### Description of the task
State only the number of lines that include "gian".

─── Recorded data

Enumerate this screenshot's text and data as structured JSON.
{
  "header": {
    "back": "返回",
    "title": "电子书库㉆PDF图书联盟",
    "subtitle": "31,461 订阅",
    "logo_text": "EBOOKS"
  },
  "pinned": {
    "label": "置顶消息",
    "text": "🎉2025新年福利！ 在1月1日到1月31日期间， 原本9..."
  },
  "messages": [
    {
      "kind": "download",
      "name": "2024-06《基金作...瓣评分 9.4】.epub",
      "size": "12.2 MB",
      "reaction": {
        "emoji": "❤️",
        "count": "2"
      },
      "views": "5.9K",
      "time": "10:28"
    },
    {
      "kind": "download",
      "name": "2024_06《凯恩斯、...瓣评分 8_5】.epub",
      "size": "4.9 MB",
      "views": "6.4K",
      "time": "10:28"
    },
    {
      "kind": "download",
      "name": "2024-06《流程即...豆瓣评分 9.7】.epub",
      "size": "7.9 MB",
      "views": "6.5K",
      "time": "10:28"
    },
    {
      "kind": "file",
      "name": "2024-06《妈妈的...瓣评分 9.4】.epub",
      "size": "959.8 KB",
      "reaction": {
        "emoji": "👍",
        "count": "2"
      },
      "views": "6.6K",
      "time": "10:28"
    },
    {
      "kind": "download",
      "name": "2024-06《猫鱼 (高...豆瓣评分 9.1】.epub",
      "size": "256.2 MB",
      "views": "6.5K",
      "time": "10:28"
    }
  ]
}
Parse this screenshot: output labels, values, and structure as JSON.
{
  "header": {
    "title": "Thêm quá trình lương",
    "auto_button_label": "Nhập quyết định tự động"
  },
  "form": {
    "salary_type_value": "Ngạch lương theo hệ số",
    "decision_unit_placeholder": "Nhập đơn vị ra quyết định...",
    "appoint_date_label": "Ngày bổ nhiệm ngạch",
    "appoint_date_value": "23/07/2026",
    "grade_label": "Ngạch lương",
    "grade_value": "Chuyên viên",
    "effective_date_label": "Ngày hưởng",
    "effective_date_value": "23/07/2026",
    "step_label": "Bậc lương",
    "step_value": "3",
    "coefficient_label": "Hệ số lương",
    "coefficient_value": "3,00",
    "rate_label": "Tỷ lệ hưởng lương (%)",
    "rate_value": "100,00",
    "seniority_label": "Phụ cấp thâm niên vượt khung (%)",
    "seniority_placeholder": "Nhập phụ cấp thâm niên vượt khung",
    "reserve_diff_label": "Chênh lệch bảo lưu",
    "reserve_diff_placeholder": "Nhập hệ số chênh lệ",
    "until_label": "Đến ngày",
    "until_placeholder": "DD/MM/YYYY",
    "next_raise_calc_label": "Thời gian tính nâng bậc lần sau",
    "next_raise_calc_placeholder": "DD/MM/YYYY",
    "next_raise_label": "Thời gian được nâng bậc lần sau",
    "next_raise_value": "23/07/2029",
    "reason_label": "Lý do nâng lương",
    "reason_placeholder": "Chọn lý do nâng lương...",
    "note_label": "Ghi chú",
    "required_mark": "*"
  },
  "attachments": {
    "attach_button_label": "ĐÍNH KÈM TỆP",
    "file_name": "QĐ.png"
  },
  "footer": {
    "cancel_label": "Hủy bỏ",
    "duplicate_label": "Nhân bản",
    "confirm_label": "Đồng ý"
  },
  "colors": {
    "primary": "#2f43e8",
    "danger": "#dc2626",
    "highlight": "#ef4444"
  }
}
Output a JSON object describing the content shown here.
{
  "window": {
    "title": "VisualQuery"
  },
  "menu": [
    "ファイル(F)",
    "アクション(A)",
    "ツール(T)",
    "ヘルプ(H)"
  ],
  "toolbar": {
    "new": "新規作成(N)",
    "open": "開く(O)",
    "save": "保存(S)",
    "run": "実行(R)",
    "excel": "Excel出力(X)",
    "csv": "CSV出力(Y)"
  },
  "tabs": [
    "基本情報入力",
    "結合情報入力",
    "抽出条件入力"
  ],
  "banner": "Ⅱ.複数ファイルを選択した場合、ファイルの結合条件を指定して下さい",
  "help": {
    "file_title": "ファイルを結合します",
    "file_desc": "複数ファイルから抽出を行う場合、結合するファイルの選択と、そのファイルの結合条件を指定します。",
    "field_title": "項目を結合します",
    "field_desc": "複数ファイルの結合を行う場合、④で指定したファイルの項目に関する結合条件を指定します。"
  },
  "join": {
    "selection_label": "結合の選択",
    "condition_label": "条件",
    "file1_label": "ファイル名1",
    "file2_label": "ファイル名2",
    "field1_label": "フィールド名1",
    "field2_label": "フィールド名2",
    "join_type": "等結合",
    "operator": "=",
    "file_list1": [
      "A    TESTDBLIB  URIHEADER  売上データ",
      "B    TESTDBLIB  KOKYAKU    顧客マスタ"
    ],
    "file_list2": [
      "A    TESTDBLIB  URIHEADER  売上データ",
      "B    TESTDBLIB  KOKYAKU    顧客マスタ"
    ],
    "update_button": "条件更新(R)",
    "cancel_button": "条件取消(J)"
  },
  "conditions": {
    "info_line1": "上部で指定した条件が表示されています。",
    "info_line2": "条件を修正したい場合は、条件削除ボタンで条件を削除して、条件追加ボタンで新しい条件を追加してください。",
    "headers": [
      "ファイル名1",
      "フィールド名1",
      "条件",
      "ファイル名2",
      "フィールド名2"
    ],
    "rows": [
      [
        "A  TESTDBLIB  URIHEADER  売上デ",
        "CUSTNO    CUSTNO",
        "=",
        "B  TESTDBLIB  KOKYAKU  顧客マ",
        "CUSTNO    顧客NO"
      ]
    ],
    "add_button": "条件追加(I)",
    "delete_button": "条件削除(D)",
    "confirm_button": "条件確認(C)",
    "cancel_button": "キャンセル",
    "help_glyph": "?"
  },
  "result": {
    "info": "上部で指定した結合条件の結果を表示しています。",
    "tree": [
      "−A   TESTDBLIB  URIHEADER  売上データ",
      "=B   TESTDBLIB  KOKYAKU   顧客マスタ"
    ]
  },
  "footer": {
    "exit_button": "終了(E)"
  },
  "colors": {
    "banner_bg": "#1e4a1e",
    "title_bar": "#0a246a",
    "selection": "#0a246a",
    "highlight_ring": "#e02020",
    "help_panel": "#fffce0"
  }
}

──────

### Expected output
2